→ **Records**:
* Begin *
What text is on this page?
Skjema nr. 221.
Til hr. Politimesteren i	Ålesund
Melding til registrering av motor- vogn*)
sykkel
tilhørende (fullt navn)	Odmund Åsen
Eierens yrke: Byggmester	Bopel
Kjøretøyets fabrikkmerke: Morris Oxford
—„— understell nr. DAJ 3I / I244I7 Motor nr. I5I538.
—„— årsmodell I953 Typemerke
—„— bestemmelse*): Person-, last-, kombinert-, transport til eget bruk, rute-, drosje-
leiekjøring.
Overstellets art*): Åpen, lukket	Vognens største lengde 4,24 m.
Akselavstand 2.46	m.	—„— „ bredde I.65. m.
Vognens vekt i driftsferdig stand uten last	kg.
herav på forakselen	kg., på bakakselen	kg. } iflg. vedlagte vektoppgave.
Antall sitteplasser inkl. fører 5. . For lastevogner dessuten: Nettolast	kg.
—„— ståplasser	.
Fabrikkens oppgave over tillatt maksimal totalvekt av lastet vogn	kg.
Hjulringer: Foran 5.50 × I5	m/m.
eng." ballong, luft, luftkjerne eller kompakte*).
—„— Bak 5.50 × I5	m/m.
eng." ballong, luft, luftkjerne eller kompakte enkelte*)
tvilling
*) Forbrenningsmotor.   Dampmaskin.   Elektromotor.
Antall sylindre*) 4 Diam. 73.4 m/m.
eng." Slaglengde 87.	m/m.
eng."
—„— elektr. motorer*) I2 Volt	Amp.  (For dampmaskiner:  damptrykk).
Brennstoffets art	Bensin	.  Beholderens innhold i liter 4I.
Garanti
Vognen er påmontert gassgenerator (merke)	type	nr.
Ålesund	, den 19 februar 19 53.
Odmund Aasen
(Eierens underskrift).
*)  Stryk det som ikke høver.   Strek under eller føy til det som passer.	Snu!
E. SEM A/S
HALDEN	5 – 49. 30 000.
* End *
→ **Given request**:
Restate every record exactly, leaving nothing out.

→ **Expected output**:
What text is on this page?
Skjema nr. 221.
Til hr. Politimesteren i	Ålesund
Melding til registrering av motor- vogn*)
sykkel
tilhørende (fullt navn)	Odmund Åsen
Eierens yrke: Byggmester	Bopel
Kjøretøyets fabrikkmerke: Morris Oxford
—„— understell nr. DAJ 3I / I244I7 Motor nr. I5I538.
—„— årsmodell I953 Typemerke
—„— bestemmelse*): Person-, last-, kombinert-, transport til eget bruk, rute-, drosje-
leiekjøring.
Overstellets art*): Åpen, lukket	Vognens største lengde 4,24 m.
Akselavstand 2.46	m.	—„— „ bredde I.65. m.
Vognens vekt i driftsferdig stand uten last	kg.
herav på forakselen	kg., på bakakselen	kg. } iflg. vedlagte vektoppgave.
Antall sitteplasser inkl. fører 5. . For lastevogner dessuten: Nettolast	kg.
—„— ståplasser	.
Fabrikkens oppgave over tillatt maksimal totalvekt av lastet vogn	kg.
Hjulringer: Foran 5.50 × I5	m/m.
eng." ballong, luft, luftkjerne eller kompakte*).
—„— Bak 5.50 × I5	m/m.
eng." ballong, luft, luftkjerne eller kompakte enkelte*)
tvilling
*) Forbrenningsmotor.   Dampmaskin.   Elektromotor.
Antall sylindre*) 4 Diam. 73.4 m/m.
eng." Slaglengde 87.	m/m.
eng."
—„— elektr. motorer*) I2 Volt	Amp.  (For dampmaskiner:  damptrykk).
Brennstoffets art	Bensin	.  Beholderens innhold i liter 4I.
Garanti
Vognen er påmontert gassgenerator (merke)	type	nr.
Ålesund	, den 19 februar 19 53.
Odmund Aasen
(Eierens underskrift).
*)  Stryk det som ikke høver.   Strek under eller føy til det som passer.	Snu!
E. SEM A/S
HALDEN	5 – 49. 30 000.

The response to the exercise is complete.